══ INFORMATION SHOWN

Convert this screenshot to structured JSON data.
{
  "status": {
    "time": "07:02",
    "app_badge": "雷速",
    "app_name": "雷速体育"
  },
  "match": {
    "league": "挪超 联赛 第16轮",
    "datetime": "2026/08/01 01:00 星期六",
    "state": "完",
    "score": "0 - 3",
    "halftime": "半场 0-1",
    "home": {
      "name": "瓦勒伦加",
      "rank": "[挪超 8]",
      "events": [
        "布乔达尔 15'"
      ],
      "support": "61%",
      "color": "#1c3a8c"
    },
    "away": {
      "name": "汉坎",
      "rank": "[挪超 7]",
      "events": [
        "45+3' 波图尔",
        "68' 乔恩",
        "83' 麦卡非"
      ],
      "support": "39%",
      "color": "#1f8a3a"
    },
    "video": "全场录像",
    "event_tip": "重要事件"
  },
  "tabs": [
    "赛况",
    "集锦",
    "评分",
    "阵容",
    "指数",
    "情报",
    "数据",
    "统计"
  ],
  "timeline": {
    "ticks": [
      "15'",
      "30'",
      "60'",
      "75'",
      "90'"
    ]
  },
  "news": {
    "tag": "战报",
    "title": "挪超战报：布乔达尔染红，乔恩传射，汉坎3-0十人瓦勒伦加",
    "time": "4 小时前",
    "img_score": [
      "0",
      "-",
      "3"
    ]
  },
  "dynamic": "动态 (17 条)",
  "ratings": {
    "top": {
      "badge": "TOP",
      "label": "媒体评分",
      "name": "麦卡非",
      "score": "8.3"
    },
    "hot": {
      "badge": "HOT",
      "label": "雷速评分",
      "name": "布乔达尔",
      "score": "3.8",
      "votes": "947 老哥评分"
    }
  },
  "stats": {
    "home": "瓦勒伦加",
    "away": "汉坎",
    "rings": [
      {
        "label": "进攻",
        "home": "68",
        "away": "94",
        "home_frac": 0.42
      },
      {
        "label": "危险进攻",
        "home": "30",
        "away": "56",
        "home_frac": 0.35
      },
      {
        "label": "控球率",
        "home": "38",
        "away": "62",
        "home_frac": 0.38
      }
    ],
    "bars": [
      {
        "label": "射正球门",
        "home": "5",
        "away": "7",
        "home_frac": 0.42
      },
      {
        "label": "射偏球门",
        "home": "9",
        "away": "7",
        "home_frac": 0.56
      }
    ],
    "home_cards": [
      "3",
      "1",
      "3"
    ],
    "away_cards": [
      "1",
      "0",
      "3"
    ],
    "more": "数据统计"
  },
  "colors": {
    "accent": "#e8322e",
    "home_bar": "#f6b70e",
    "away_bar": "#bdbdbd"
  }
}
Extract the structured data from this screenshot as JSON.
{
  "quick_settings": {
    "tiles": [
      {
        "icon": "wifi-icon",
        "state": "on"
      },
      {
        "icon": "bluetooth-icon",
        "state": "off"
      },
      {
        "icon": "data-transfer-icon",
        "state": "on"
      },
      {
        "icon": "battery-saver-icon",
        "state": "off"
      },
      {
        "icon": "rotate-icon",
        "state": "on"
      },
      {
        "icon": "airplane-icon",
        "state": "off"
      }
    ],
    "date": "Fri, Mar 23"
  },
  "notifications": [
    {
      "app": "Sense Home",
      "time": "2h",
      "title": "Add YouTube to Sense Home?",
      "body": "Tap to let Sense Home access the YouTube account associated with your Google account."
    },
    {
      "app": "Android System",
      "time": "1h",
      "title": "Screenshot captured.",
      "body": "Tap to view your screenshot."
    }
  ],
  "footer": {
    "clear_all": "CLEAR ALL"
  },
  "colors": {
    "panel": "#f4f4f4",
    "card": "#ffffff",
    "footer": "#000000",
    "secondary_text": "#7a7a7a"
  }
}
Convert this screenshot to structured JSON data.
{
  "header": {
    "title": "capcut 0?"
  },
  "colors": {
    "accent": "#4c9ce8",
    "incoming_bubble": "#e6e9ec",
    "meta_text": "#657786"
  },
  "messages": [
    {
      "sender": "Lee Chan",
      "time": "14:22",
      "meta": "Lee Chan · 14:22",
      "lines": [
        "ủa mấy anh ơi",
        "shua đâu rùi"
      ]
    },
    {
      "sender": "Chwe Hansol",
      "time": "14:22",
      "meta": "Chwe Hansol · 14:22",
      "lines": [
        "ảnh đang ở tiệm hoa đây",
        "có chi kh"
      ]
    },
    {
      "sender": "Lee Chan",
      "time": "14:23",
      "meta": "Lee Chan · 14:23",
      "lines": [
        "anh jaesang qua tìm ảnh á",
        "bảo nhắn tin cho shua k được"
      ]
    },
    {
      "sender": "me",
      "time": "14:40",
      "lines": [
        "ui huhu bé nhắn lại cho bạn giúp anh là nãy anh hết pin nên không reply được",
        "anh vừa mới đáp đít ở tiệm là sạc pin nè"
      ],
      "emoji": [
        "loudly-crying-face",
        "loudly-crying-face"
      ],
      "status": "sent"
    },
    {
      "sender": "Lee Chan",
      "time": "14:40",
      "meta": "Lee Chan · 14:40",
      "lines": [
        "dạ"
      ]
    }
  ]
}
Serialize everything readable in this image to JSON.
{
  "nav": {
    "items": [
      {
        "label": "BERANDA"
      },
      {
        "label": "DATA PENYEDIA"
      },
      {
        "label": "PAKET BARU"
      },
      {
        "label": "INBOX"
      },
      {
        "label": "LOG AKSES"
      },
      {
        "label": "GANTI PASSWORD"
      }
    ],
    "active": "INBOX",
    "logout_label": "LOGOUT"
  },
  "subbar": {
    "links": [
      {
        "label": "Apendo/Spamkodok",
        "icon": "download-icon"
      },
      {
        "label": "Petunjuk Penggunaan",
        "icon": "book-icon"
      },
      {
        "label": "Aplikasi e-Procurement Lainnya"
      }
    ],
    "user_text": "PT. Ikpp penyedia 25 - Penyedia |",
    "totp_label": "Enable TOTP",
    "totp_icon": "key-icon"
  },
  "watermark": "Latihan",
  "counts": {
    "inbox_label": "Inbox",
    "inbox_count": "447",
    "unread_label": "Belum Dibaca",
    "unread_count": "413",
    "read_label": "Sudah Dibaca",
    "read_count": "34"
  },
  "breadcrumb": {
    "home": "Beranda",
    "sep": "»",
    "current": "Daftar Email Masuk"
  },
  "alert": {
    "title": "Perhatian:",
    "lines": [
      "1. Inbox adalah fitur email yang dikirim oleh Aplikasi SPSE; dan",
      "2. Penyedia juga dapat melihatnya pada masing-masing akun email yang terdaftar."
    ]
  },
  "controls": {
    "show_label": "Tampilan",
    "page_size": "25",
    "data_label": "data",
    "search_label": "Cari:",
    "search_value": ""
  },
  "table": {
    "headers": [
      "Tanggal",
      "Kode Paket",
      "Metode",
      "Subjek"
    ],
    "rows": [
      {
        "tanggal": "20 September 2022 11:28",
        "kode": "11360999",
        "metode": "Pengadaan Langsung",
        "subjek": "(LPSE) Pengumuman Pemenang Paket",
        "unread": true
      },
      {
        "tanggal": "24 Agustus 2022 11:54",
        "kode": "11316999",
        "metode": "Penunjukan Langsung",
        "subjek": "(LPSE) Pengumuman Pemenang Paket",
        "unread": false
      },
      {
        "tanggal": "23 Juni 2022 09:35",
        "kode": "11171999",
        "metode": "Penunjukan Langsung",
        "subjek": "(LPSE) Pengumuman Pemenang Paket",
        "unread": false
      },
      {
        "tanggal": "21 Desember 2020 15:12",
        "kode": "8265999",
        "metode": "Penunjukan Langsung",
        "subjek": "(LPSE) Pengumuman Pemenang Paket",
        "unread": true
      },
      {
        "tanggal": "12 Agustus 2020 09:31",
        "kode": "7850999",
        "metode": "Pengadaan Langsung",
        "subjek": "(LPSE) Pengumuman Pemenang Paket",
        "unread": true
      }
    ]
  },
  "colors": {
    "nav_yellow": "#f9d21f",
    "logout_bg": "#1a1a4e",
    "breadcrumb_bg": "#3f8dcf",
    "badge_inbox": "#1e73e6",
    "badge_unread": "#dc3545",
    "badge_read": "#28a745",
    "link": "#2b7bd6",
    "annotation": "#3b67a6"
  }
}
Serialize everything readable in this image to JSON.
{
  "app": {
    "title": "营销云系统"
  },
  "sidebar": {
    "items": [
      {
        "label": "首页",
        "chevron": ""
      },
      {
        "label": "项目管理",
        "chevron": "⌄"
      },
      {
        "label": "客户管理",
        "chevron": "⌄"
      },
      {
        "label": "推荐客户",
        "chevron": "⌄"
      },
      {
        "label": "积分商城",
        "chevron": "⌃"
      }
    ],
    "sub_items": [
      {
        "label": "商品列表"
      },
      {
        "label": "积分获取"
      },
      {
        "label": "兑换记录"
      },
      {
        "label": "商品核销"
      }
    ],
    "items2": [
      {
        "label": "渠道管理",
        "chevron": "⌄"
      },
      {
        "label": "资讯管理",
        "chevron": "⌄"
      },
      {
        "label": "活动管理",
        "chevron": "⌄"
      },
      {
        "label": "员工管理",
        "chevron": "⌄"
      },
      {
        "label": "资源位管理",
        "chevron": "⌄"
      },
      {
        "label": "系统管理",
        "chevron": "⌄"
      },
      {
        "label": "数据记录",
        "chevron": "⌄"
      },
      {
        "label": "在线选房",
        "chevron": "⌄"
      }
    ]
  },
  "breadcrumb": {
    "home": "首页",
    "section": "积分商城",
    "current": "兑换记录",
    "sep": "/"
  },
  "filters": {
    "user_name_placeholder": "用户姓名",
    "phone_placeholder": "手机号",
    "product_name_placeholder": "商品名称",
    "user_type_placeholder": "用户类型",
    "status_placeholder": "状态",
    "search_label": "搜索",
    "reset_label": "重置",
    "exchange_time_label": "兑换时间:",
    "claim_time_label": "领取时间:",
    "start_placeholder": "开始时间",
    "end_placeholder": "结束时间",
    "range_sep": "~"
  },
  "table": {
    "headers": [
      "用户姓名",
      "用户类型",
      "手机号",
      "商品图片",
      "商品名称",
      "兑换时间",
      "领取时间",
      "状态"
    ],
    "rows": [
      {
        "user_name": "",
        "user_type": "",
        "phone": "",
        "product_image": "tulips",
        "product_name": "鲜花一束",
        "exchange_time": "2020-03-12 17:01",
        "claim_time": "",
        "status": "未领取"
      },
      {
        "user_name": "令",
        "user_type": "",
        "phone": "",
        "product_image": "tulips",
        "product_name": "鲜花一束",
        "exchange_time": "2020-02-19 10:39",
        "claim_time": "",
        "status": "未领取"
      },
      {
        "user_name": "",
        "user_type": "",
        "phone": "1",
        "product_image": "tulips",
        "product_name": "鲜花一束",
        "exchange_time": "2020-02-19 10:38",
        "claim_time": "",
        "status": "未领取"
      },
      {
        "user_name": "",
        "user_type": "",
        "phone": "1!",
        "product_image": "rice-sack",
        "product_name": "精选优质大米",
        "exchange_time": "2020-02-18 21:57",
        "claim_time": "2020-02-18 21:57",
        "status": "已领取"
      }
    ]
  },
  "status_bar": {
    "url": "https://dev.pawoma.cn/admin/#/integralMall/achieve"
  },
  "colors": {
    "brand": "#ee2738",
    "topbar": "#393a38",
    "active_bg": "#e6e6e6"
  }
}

════

■ PROBLEM REQUIREMENTS: Check each line above for the word "Dibaca" and give the number of lines that have it, nothing else.

■ OUTPUT OF THE TASK: 2